[Start of Supplied information]

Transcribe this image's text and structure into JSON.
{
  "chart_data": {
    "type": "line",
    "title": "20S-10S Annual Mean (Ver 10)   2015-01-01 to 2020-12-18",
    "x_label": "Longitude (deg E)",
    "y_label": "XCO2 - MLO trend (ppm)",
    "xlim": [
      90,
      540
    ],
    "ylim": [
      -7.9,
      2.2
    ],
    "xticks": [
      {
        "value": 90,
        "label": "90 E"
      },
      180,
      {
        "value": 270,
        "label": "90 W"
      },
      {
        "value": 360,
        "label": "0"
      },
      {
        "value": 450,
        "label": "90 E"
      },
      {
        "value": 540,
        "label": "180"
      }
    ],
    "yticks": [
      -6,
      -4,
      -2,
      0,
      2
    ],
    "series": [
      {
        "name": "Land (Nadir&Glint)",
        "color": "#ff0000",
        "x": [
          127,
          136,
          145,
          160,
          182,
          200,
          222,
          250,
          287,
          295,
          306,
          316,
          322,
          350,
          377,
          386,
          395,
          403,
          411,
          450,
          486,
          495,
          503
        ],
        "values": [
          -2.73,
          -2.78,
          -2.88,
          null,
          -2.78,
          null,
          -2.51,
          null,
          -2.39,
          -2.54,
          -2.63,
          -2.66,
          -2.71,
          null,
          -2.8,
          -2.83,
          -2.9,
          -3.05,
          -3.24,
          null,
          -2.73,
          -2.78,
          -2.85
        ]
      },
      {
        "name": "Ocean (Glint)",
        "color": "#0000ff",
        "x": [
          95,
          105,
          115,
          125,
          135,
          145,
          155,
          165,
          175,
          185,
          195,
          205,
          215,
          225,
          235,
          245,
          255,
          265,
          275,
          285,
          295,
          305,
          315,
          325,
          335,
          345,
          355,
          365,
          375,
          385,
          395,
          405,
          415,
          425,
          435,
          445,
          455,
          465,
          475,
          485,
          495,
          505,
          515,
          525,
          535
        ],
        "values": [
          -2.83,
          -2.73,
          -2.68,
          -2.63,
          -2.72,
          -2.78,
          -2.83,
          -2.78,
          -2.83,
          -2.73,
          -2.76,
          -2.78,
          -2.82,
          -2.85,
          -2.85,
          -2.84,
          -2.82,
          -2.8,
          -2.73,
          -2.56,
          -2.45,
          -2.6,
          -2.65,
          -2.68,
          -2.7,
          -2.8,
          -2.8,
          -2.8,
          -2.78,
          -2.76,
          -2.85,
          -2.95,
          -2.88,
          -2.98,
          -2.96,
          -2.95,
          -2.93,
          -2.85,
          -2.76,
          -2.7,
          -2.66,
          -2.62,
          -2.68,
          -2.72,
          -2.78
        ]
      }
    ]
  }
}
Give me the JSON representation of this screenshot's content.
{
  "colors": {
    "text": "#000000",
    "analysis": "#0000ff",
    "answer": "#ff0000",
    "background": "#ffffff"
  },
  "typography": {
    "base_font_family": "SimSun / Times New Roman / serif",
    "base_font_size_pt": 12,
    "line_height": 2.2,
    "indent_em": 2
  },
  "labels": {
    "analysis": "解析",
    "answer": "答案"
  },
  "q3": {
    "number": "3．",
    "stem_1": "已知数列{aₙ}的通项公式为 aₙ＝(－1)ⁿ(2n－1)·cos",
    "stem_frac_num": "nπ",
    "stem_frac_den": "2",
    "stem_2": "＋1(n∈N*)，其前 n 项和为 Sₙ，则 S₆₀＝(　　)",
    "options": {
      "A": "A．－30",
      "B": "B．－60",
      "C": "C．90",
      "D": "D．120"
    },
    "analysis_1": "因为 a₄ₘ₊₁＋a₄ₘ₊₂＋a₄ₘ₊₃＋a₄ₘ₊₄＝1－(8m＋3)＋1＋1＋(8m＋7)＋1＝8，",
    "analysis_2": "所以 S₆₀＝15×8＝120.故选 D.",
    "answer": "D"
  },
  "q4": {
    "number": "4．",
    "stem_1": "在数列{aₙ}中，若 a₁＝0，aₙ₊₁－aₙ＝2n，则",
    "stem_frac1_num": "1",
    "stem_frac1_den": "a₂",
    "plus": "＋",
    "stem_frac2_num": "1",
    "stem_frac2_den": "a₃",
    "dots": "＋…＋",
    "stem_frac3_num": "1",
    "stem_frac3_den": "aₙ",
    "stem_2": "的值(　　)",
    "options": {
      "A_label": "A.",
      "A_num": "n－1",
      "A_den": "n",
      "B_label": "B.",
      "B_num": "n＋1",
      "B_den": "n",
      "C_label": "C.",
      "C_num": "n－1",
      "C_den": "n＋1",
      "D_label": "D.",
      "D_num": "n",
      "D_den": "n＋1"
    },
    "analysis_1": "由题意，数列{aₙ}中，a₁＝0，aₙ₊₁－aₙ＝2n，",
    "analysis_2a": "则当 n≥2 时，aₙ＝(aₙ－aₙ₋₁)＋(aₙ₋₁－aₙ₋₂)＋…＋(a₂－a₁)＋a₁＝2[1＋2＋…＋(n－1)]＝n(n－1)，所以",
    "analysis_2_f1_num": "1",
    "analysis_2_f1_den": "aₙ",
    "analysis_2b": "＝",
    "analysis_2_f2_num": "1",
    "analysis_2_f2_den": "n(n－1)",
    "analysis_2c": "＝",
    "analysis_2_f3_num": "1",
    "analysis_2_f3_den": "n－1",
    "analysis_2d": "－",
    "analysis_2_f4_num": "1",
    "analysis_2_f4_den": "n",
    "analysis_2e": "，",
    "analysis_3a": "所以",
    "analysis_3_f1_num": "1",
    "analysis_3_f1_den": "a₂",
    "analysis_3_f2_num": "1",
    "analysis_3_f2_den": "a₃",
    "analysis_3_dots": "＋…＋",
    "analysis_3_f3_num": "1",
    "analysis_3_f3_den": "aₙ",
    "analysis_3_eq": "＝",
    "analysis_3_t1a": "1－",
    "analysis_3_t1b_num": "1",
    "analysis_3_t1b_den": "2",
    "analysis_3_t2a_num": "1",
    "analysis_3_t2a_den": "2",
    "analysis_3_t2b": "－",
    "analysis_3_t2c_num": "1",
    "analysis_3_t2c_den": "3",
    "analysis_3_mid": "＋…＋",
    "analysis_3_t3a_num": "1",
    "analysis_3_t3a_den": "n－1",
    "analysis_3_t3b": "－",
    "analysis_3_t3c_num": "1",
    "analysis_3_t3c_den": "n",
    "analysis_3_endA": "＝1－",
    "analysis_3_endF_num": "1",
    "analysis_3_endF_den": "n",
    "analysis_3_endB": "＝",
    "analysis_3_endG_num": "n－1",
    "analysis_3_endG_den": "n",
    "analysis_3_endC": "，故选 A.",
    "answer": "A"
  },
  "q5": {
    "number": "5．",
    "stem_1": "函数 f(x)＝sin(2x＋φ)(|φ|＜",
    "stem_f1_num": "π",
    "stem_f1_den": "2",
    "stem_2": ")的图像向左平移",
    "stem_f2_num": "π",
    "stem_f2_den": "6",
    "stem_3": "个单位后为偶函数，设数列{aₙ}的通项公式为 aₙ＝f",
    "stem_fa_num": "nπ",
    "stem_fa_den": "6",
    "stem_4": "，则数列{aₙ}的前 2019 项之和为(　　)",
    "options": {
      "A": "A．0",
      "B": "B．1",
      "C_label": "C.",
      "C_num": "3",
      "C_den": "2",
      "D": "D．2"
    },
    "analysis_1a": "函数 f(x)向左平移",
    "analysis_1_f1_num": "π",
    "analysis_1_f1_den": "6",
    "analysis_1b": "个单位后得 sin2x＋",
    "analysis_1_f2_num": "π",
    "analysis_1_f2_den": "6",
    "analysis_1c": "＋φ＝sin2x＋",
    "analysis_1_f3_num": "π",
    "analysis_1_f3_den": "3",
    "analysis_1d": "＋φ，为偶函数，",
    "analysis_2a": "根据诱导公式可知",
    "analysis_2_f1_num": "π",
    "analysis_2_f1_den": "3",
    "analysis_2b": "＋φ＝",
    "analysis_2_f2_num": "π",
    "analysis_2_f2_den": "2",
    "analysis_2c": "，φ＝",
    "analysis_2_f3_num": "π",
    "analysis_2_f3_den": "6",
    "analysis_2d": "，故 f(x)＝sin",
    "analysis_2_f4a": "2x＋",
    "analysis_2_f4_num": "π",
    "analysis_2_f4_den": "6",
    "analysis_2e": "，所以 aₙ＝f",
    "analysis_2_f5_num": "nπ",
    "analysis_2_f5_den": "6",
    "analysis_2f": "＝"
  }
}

[End of Supplied information]

Extract, from the material above, each line holding the word "的通项公式为".

● Expected answer:
    "stem_1": "已知数列{aₙ}的通项公式为 aₙ＝(－1)ⁿ(2n－1)·cos",
    "stem_3": "个单位后为偶函数，设数列{aₙ}的通项公式为 aₙ＝f",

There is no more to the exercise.